> [What to work on]
Print out every record exactly as it appears.

(Data listing)
# # # # # # #

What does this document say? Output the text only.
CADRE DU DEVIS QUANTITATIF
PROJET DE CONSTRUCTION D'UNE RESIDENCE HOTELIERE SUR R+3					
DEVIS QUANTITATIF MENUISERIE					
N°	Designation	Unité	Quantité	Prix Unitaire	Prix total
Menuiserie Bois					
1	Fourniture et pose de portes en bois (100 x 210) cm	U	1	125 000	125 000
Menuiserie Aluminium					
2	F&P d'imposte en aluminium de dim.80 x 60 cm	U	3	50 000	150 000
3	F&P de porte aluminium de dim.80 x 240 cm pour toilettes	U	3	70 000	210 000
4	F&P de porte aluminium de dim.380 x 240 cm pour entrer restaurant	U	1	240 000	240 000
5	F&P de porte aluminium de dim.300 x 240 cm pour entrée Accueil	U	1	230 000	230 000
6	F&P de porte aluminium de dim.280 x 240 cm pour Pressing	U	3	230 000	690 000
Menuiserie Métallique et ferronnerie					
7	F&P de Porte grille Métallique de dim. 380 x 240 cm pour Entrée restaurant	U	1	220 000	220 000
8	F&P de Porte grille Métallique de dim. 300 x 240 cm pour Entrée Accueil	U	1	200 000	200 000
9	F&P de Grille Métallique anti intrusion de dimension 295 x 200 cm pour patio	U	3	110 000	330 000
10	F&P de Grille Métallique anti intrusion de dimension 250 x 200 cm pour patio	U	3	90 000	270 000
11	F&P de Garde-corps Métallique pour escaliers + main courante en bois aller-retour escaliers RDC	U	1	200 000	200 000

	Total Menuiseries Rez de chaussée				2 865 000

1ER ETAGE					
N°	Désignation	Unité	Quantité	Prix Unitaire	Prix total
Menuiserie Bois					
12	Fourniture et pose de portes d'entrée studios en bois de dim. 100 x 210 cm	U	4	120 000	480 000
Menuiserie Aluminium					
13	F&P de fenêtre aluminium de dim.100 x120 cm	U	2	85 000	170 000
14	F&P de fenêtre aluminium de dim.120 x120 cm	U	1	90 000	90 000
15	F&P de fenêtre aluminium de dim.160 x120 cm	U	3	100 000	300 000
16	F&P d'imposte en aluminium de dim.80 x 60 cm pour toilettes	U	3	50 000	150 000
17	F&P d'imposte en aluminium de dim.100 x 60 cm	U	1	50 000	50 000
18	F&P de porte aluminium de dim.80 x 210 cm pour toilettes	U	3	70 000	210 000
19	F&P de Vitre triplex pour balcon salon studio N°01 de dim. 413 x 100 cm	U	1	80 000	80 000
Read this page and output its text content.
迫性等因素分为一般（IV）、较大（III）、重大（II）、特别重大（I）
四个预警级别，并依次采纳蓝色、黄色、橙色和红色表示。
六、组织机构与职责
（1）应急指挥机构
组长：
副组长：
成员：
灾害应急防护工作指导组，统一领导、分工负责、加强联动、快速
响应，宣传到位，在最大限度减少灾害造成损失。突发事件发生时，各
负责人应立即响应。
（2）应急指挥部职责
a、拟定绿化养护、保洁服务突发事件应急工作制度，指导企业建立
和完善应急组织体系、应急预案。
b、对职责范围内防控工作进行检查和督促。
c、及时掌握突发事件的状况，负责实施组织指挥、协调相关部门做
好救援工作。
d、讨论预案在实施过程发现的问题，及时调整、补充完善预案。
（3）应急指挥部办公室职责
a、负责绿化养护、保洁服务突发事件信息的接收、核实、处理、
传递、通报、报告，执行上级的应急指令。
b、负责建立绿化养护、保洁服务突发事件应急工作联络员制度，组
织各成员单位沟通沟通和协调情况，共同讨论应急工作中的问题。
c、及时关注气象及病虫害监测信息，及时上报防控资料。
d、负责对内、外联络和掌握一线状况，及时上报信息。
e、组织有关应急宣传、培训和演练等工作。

# # # # # # #

> [Solution to the exercise]
What does this document say? Output the text only.
CADRE DU DEVIS QUANTITATIF
PROJET DE CONSTRUCTION D'UNE RESIDENCE HOTELIERE SUR R+3					
DEVIS QUANTITATIF MENUISERIE					
N°	Designation	Unité	Quantité	Prix Unitaire	Prix total
Menuiserie Bois					
1	Fourniture et pose de portes en bois (100 x 210) cm	U	1	125 000	125 000
Menuiserie Aluminium					
2	F&P d'imposte en aluminium de dim.80 x 60 cm	U	3	50 000	150 000
3	F&P de porte aluminium de dim.80 x 240 cm pour toilettes	U	3	70 000	210 000
4	F&P de porte aluminium de dim.380 x 240 cm pour entrer restaurant	U	1	240 000	240 000
5	F&P de porte aluminium de dim.300 x 240 cm pour entrée Accueil	U	1	230 000	230 000
6	F&P de porte aluminium de dim.280 x 240 cm pour Pressing	U	3	230 000	690 000
Menuiserie Métallique et ferronnerie					
7	F&P de Porte grille Métallique de dim. 380 x 240 cm pour Entrée restaurant	U	1	220 000	220 000
8	F&P de Porte grille Métallique de dim. 300 x 240 cm pour Entrée Accueil	U	1	200 000	200 000
9	F&P de Grille Métallique anti intrusion de dimension 295 x 200 cm pour patio	U	3	110 000	330 000
10	F&P de Grille Métallique anti intrusion de dimension 250 x 200 cm pour patio	U	3	90 000	270 000
11	F&P de Garde-corps Métallique pour escaliers + main courante en bois aller-retour escaliers RDC	U	1	200 000	200 000

	Total Menuiseries Rez de chaussée				2 865 000

1ER ETAGE					
N°	Désignation	Unité	Quantité	Prix Unitaire	Prix total
Menuiserie Bois					
12	Fourniture et pose de portes d'entrée studios en bois de dim. 100 x 210 cm	U	4	120 000	480 000
Menuiserie Aluminium					
13	F&P de fenêtre aluminium de dim.100 x120 cm	U	2	85 000	170 000
14	F&P de fenêtre aluminium de dim.120 x120 cm	U	1	90 000	90 000
15	F&P de fenêtre aluminium de dim.160 x120 cm	U	3	100 000	300 000
16	F&P d'imposte en aluminium de dim.80 x 60 cm pour toilettes	U	3	50 000	150 000
17	F&P d'imposte en aluminium de dim.100 x 60 cm	U	1	50 000	50 000
18	F&P de porte aluminium de dim.80 x 210 cm pour toilettes	U	3	70 000	210 000
19	F&P de Vitre triplex pour balcon salon studio N°01 de dim. 413 x 100 cm	U	1	80 000	80 000
Read this page and output its text content.
迫性等因素分为一般（IV）、较大（III）、重大（II）、特别重大（I）
四个预警级别，并依次采纳蓝色、黄色、橙色和红色表示。
六、组织机构与职责
（1）应急指挥机构
组长：
副组长：
成员：
灾害应急防护工作指导组，统一领导、分工负责、加强联动、快速
响应，宣传到位，在最大限度减少灾害造成损失。突发事件发生时，各
负责人应立即响应。
（2）应急指挥部职责
a、拟定绿化养护、保洁服务突发事件应急工作制度，指导企业建立
和完善应急组织体系、应急预案。
b、对职责范围内防控工作进行检查和督促。
c、及时掌握突发事件的状况，负责实施组织指挥、协调相关部门做
好救援工作。
d、讨论预案在实施过程发现的问题，及时调整、补充完善预案。
（3）应急指挥部办公室职责
a、负责绿化养护、保洁服务突发事件信息的接收、核实、处理、
传递、通报、报告，执行上级的应急指令。
b、负责建立绿化养护、保洁服务突发事件应急工作联络员制度，组
织各成员单位沟通沟通和协调情况，共同讨论应急工作中的问题。
c、及时关注气象及病虫害监测信息，及时上报防控资料。
d、负责对内、外联络和掌握一线状况，及时上报信息。
e、组织有关应急宣传、培训和演练等工作。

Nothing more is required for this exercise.